■ Dataset records:
══════════

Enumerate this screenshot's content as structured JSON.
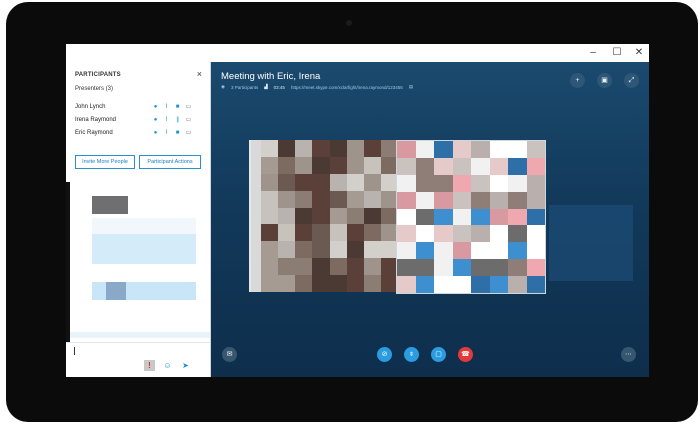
{
  "window": {
    "minimize_glyph": "–",
    "maximize_glyph": "☐",
    "close_glyph": "✕"
  },
  "participants_panel": {
    "title": "PARTICIPANTS",
    "close_glyph": "×",
    "presenters_label": "Presenters (3)",
    "participants": [
      {
        "name": "John Lynch"
      },
      {
        "name": "Irena Raymond"
      },
      {
        "name": "Eric Raymond"
      }
    ],
    "invite_button": "Invite More People",
    "actions_button": "Participant Actions"
  },
  "meeting": {
    "title": "Meeting with Eric, Irena",
    "participants_count": "3 Participants",
    "duration": "03:45",
    "link": "https://meet.skype.com/xclarfight/irena.raymond/123456"
  },
  "icons": {
    "chat": "chat-icon",
    "mic": "microphone-icon",
    "video": "video-icon",
    "screen": "screen-share-icon",
    "hangup": "hang-up-icon",
    "more": "more-options-icon",
    "add_person": "add-person-icon",
    "layout": "layout-icon",
    "fullscreen": "fullscreen-icon",
    "emoji": "emoji-icon",
    "send": "send-icon",
    "important": "important-icon"
  },
  "colors": {
    "accent": "#1a8fd6",
    "stage_top": "#1a4a6e",
    "stage_bottom": "#0e2e4c",
    "hangup": "#e5383b",
    "control": "#2b9ce0"
  }
}
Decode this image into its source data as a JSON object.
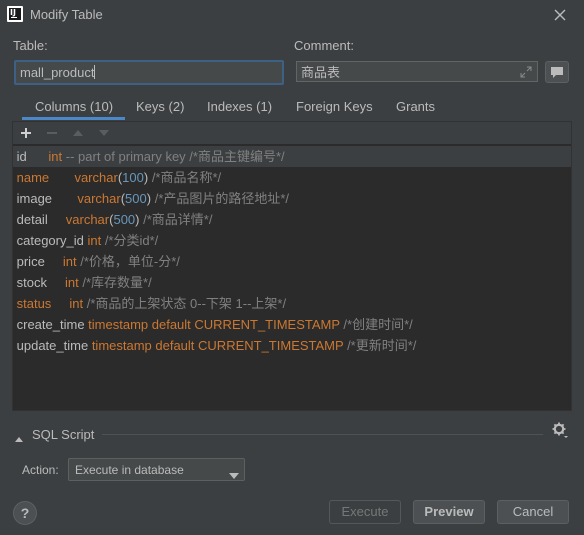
{
  "window": {
    "title": "Modify Table"
  },
  "form": {
    "table_label": "Table:",
    "table_value": "mall_product",
    "comment_label": "Comment:",
    "comment_value": "商品表"
  },
  "tabs": [
    {
      "label": "Columns (10)",
      "active": true
    },
    {
      "label": "Keys (2)",
      "active": false
    },
    {
      "label": "Indexes (1)",
      "active": false
    },
    {
      "label": "Foreign Keys",
      "active": false
    },
    {
      "label": "Grants",
      "active": false
    }
  ],
  "columns": [
    {
      "name": "id",
      "pad": "      ",
      "type": "int",
      "len": "",
      "extra": " -- part of primary key",
      "comment": " /*商品主键编号*/",
      "error": false,
      "selected": true
    },
    {
      "name": "name",
      "pad": "       ",
      "type": "varchar",
      "len": "100",
      "extra": "",
      "comment": " /*商品名称*/",
      "error": true,
      "selected": false
    },
    {
      "name": "image",
      "pad": "       ",
      "type": "varchar",
      "len": "500",
      "extra": "",
      "comment": " /*产品图片的路径地址*/",
      "error": false,
      "selected": false
    },
    {
      "name": "detail",
      "pad": "     ",
      "type": "varchar",
      "len": "500",
      "extra": "",
      "comment": " /*商品详情*/",
      "error": false,
      "selected": false
    },
    {
      "name": "category_id",
      "pad": " ",
      "type": "int",
      "len": "",
      "extra": "",
      "comment": " /*分类id*/",
      "error": false,
      "selected": false
    },
    {
      "name": "price",
      "pad": "     ",
      "type": "int",
      "len": "",
      "extra": "",
      "comment": " /*价格，单位-分*/",
      "error": false,
      "selected": false
    },
    {
      "name": "stock",
      "pad": "     ",
      "type": "int",
      "len": "",
      "extra": "",
      "comment": " /*库存数量*/",
      "error": false,
      "selected": false
    },
    {
      "name": "status",
      "pad": "     ",
      "type": "int",
      "len": "",
      "extra": "",
      "comment": " /*商品的上架状态 0--下架 1--上架*/",
      "error": true,
      "selected": false
    },
    {
      "name": "create_time",
      "pad": " ",
      "type": "timestamp default CURRENT_TIMESTAMP",
      "len": "",
      "extra": "",
      "comment": " /*创建时间*/",
      "error": false,
      "selected": false
    },
    {
      "name": "update_time",
      "pad": " ",
      "type": "timestamp default CURRENT_TIMESTAMP",
      "len": "",
      "extra": "",
      "comment": " /*更新时间*/",
      "error": false,
      "selected": false
    }
  ],
  "sql_script": {
    "label": "SQL Script",
    "expanded": false
  },
  "action": {
    "label": "Action:",
    "value": "Execute in database"
  },
  "buttons": {
    "help": "?",
    "execute": "Execute",
    "preview": "Preview",
    "cancel": "Cancel"
  },
  "colors": {
    "background": "#3c3f41",
    "accent": "#4a88c7",
    "keyword": "#cc7832",
    "number": "#6897bb",
    "comment": "#808080"
  },
  "icons": [
    "app-icon",
    "close-icon",
    "expand-icon",
    "comment-icon",
    "add-icon",
    "remove-icon",
    "move-up-icon",
    "move-down-icon",
    "collapse-arrow-icon",
    "gear-icon",
    "chevron-down-icon"
  ]
}
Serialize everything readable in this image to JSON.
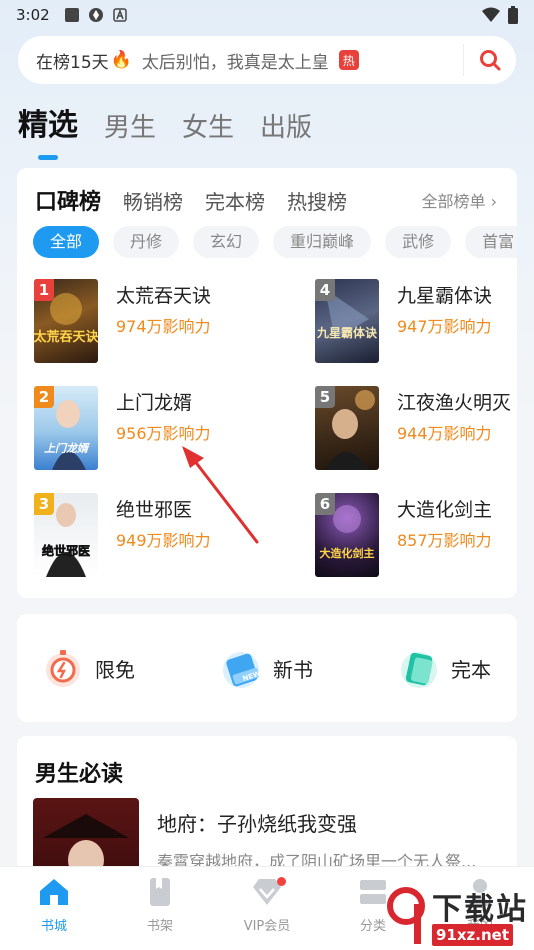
{
  "status_bar": {
    "time": "3:02"
  },
  "search": {
    "keyword": "在榜15天",
    "fire": "🔥",
    "suggestion": "太后别怕，我真是太上皇",
    "hot_badge": "热"
  },
  "top_tabs": [
    "精选",
    "男生",
    "女生",
    "出版"
  ],
  "rank_tabs": [
    "口碑榜",
    "畅销榜",
    "完本榜",
    "热搜榜"
  ],
  "all_rank_label": "全部榜单 ›",
  "chips": [
    "全部",
    "丹修",
    "玄幻",
    "重归巅峰",
    "武修",
    "首富"
  ],
  "books": [
    {
      "rank": "1",
      "title": "太荒吞天诀",
      "influence": "974万影响力",
      "cover_text": "太荒吞天诀",
      "badge_color": "#e8413b"
    },
    {
      "rank": "2",
      "title": "上门龙婿",
      "influence": "956万影响力",
      "cover_text": "上门龙婿",
      "badge_color": "#f08a1c"
    },
    {
      "rank": "3",
      "title": "绝世邪医",
      "influence": "949万影响力",
      "cover_text": "绝世邪医",
      "badge_color": "#f0b11c"
    },
    {
      "rank": "4",
      "title": "九星霸体诀",
      "influence": "947万影响力",
      "cover_text": "九星霸体诀",
      "badge_color": "#777777"
    },
    {
      "rank": "5",
      "title": "江夜渔火明灭",
      "influence": "944万影响力",
      "cover_text": "",
      "badge_color": "#777777"
    },
    {
      "rank": "6",
      "title": "大造化剑主",
      "influence": "857万影响力",
      "cover_text": "大造化剑主",
      "badge_color": "#777777"
    }
  ],
  "quick": [
    {
      "label": "限免",
      "icon": "stopwatch-icon"
    },
    {
      "label": "新书",
      "icon": "new-book-icon"
    },
    {
      "label": "完本",
      "icon": "finished-book-icon"
    }
  ],
  "must_read": {
    "title": "男生必读",
    "book_title": "地府：子孙烧纸我变强",
    "description": "秦霄穿越地府，成了阴山矿场里一个无人祭..."
  },
  "bottom_nav": [
    {
      "label": "书城",
      "icon": "house-icon"
    },
    {
      "label": "书架",
      "icon": "bookshelf-icon"
    },
    {
      "label": "VIP会员",
      "icon": "vip-diamond-icon"
    },
    {
      "label": "分类",
      "icon": "category-icon"
    },
    {
      "label": "我的",
      "icon": "profile-icon"
    }
  ],
  "watermark": {
    "title": "下载站",
    "site": "91xz.net"
  },
  "colors": {
    "accent": "#1e9bf0",
    "influence": "#ef8a1c",
    "annotation_arrow": "#e03030"
  }
}
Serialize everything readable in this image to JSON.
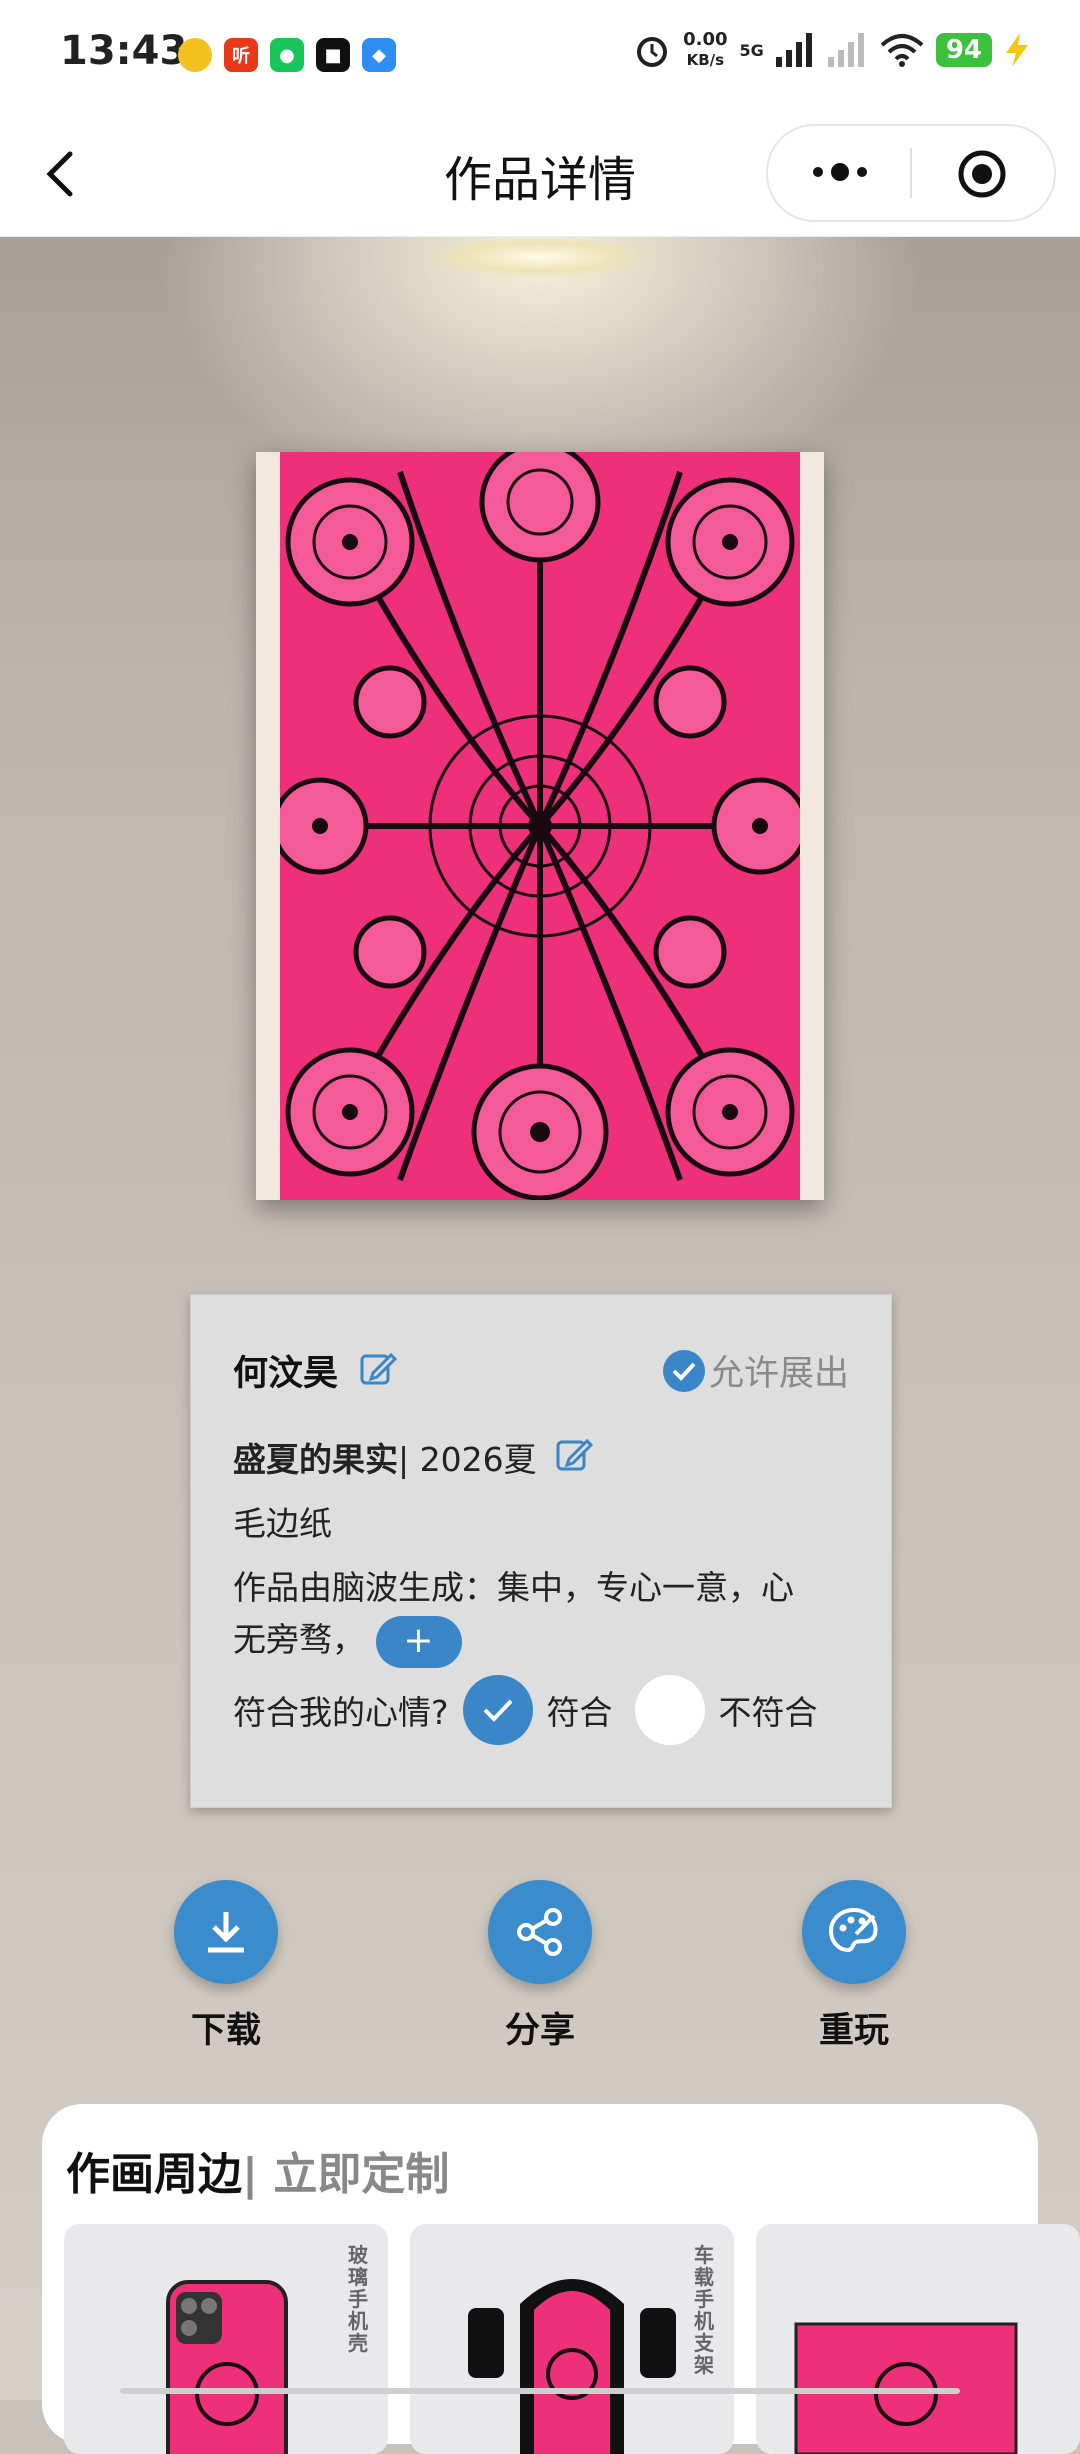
{
  "status_bar": {
    "time": "13:43",
    "net_speed": "0.00",
    "net_unit": "KB/s",
    "network": "5G",
    "battery": "94"
  },
  "nav": {
    "title": "作品详情",
    "back_icon": "chevron-left-icon",
    "more_icon": "more-dots-icon",
    "target_icon": "target-icon"
  },
  "card": {
    "artist": "何汶昊",
    "allow_label": "允许展出",
    "title": "盛夏的果实",
    "title_suffix": "| 2026夏",
    "paper": "毛边纸",
    "desc_line1": "作品由脑波生成：集中，专心一意，心",
    "desc_line2": "无旁骛，",
    "plus": "+",
    "mood_question": "符合我的心情?",
    "mood_yes": "符合",
    "mood_no": "不符合",
    "mood_selected": "符合"
  },
  "actions": [
    {
      "label": "下载",
      "icon": "download-icon"
    },
    {
      "label": "分享",
      "icon": "share-icon"
    },
    {
      "label": "重玩",
      "icon": "palette-icon"
    }
  ],
  "panel": {
    "title": "作画周边",
    "subtitle": "| 立即定制",
    "products": [
      {
        "label": "玻璃手机壳"
      },
      {
        "label": "车载手机支架"
      },
      {
        "label": ""
      }
    ]
  },
  "colors": {
    "accent": "#3a86c8",
    "art_pink": "#ee2f7a"
  }
}
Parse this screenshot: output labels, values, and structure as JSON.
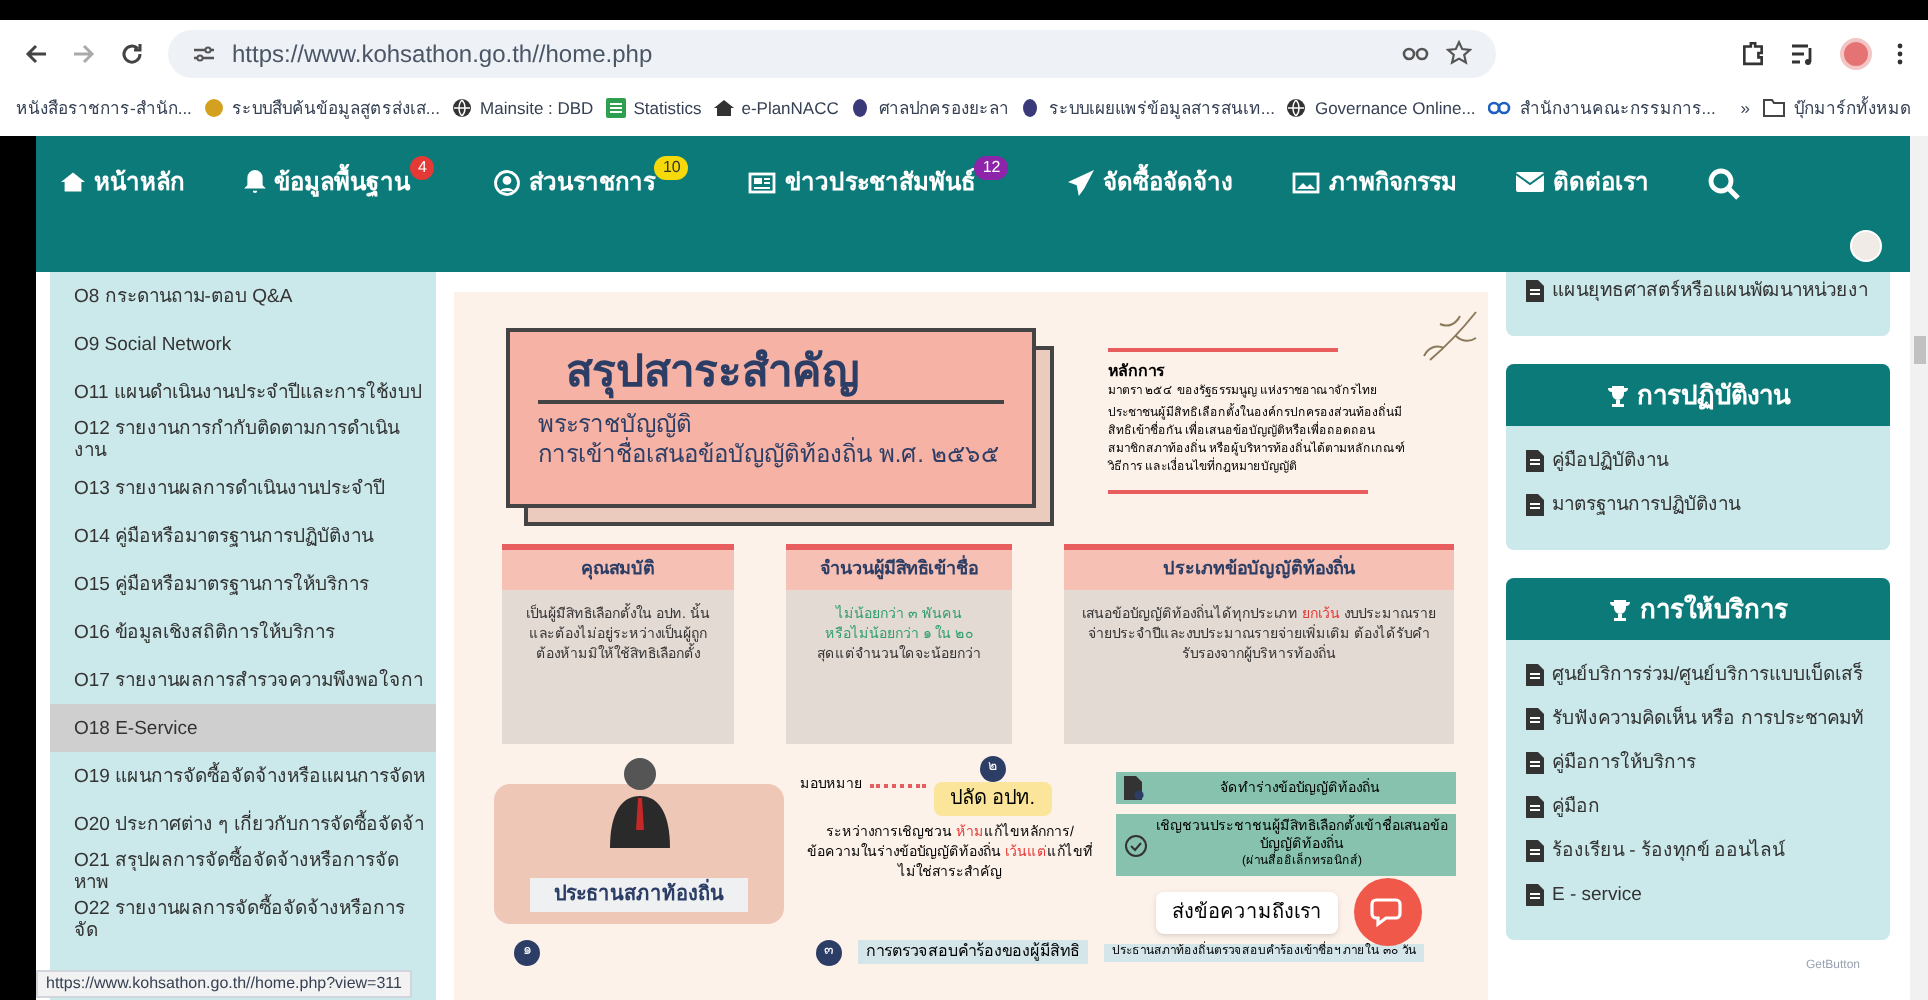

══════════

■ Objective:
Only a number is wanted: how many lines of the material above hold "influence"?

■ Written answer:
7